Records for the task:
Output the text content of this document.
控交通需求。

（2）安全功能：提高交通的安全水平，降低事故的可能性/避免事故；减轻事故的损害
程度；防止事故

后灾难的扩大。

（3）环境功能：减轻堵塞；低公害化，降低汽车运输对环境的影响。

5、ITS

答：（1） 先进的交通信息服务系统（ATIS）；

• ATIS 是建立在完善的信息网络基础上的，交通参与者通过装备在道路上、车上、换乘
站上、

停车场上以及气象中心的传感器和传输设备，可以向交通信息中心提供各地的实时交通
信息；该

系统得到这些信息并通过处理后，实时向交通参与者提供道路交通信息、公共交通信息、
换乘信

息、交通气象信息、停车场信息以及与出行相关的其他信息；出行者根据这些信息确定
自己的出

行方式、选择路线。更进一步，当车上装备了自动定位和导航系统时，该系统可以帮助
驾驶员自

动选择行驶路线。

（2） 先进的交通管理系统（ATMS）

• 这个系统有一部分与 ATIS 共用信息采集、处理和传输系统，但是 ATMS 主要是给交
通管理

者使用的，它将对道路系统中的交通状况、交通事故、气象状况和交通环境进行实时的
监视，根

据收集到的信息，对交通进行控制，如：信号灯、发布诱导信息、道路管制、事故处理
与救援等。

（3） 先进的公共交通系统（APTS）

Aim:
Say how many lines of the data include the word "ATIS". Nothing other than the number should be given.

Solution:
3